Dataset records on visual material:
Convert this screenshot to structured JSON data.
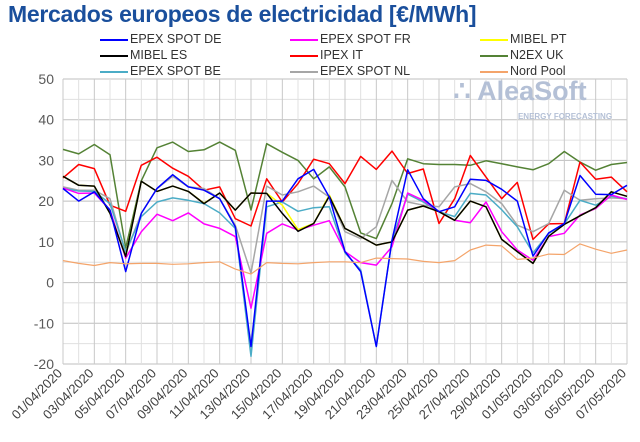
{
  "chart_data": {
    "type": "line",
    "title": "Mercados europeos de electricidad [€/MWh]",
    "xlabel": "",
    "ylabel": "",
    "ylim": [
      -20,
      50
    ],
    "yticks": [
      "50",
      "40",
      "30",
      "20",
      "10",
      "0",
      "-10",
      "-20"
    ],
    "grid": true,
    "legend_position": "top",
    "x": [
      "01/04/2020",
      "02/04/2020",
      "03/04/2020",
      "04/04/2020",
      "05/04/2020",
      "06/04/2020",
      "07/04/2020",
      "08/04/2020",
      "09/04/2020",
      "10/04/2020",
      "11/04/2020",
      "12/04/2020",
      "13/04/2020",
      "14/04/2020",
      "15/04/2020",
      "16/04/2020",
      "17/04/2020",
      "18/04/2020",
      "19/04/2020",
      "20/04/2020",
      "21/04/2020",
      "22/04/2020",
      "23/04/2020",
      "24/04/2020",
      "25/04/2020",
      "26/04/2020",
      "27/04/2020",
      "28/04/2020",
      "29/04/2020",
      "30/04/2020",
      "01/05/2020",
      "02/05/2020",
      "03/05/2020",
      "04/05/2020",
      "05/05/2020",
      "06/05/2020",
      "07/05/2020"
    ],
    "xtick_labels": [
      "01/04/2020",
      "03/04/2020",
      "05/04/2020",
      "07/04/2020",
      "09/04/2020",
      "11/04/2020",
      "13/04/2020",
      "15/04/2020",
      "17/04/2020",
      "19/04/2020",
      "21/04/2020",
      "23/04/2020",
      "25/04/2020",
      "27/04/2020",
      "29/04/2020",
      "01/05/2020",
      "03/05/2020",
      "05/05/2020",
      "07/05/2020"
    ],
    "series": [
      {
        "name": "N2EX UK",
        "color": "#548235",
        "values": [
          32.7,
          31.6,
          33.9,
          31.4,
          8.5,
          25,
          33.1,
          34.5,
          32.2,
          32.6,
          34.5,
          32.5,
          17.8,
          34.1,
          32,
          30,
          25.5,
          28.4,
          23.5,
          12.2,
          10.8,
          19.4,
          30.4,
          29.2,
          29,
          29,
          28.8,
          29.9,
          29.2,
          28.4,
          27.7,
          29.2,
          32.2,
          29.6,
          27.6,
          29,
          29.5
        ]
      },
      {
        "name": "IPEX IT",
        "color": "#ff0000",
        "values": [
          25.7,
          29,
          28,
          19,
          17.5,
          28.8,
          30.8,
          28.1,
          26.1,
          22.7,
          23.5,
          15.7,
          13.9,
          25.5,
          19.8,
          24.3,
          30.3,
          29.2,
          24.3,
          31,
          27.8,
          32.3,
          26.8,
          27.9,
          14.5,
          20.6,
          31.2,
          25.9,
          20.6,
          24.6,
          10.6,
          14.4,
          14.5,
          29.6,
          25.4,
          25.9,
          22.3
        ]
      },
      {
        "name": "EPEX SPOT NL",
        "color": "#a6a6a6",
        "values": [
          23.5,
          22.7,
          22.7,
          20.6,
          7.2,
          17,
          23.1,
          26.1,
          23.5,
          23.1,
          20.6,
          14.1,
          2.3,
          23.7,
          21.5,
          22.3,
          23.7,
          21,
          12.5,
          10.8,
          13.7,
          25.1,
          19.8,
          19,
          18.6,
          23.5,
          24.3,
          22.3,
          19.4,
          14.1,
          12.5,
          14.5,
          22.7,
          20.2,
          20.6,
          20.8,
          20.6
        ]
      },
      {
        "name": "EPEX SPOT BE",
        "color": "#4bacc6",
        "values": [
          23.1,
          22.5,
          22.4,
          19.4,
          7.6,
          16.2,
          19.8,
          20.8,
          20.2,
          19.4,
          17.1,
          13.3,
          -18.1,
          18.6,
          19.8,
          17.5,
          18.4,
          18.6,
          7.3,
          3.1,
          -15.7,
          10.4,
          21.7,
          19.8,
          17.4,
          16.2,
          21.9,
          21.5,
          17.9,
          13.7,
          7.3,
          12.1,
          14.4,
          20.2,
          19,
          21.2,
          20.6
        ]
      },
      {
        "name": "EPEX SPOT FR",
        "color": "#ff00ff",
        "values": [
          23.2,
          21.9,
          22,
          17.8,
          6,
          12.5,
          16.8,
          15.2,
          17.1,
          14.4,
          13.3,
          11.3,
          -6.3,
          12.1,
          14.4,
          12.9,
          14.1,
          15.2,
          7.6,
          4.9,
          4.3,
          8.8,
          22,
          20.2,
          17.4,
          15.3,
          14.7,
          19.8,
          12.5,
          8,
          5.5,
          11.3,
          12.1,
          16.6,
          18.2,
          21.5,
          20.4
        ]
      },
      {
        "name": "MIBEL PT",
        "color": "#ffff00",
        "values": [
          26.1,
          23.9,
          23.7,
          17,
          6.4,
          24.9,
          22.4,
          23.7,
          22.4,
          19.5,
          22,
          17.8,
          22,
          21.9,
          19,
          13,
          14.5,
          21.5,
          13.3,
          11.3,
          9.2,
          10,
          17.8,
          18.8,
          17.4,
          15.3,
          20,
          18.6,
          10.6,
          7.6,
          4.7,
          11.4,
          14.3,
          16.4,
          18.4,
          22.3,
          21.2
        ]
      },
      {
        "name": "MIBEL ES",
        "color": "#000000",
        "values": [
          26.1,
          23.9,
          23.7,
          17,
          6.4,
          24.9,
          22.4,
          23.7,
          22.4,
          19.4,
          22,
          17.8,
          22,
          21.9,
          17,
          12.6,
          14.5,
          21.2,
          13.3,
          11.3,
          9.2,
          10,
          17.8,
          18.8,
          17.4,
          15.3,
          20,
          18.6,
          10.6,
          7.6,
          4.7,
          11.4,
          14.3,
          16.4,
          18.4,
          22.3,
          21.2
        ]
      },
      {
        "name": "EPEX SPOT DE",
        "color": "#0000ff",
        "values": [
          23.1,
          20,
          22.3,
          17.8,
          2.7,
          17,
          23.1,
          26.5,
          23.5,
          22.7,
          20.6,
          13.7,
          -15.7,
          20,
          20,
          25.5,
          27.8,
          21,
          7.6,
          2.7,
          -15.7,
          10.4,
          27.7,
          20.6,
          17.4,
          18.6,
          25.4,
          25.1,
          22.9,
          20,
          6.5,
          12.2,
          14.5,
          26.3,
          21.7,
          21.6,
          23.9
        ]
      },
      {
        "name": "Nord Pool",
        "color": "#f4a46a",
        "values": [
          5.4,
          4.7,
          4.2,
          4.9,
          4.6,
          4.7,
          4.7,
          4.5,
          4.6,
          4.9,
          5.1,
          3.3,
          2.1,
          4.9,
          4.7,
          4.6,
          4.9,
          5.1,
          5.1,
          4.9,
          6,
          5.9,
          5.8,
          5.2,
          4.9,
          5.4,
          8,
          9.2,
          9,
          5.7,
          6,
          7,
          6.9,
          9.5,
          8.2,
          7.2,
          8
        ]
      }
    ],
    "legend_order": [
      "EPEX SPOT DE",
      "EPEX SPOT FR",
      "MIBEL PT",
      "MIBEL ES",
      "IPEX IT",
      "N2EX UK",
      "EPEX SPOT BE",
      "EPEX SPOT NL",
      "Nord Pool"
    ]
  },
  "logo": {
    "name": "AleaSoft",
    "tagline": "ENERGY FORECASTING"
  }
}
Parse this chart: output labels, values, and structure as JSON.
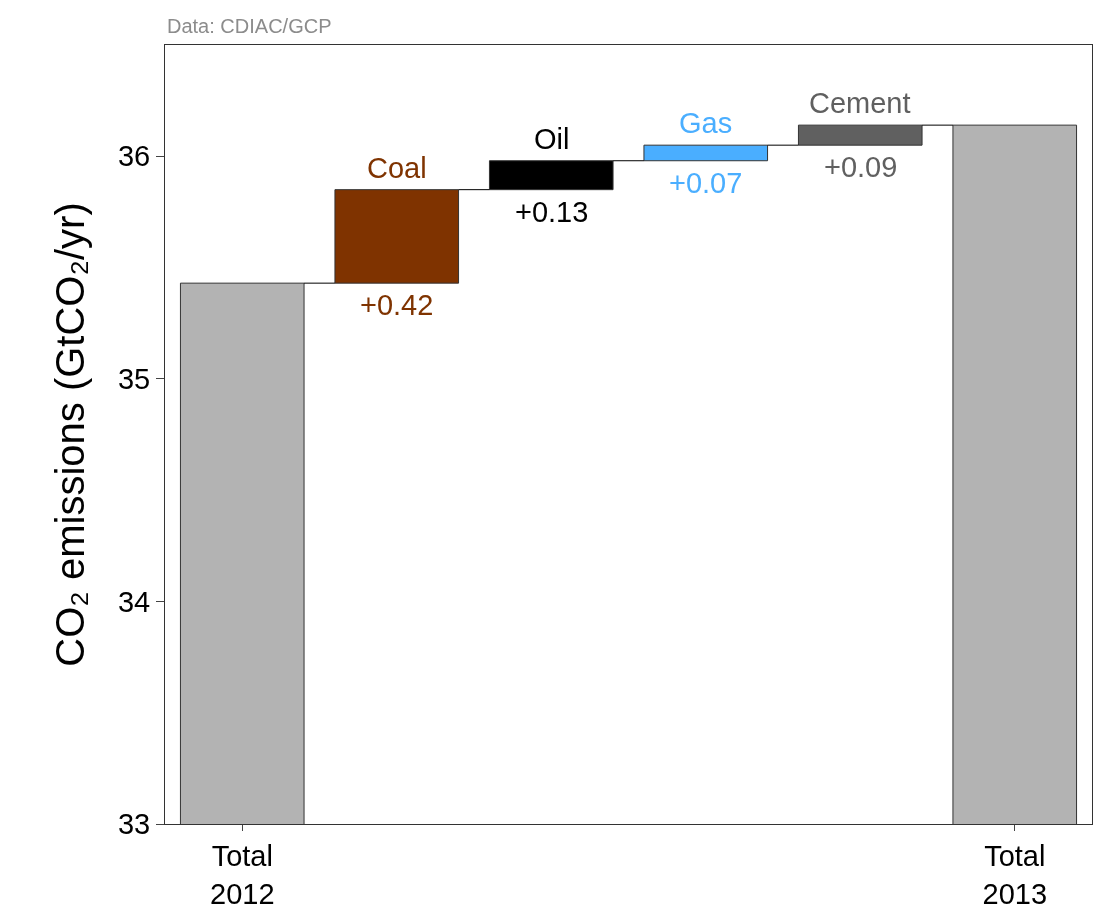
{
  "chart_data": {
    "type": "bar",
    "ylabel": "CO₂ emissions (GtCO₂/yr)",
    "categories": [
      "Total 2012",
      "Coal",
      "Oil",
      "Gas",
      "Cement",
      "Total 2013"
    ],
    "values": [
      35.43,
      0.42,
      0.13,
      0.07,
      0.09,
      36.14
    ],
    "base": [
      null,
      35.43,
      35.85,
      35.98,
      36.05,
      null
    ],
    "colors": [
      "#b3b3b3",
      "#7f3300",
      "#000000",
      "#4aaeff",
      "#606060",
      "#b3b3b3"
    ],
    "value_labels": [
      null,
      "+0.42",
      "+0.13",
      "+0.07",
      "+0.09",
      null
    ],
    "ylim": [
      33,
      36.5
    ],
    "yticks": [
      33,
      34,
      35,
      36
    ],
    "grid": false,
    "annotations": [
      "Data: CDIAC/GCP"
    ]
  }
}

### DIRECTIONS FOR THIS TASK:
Count the lines in which the string "SPOT" appears, then report only that figure.

### ANSWER TO THE PROBLEM:
8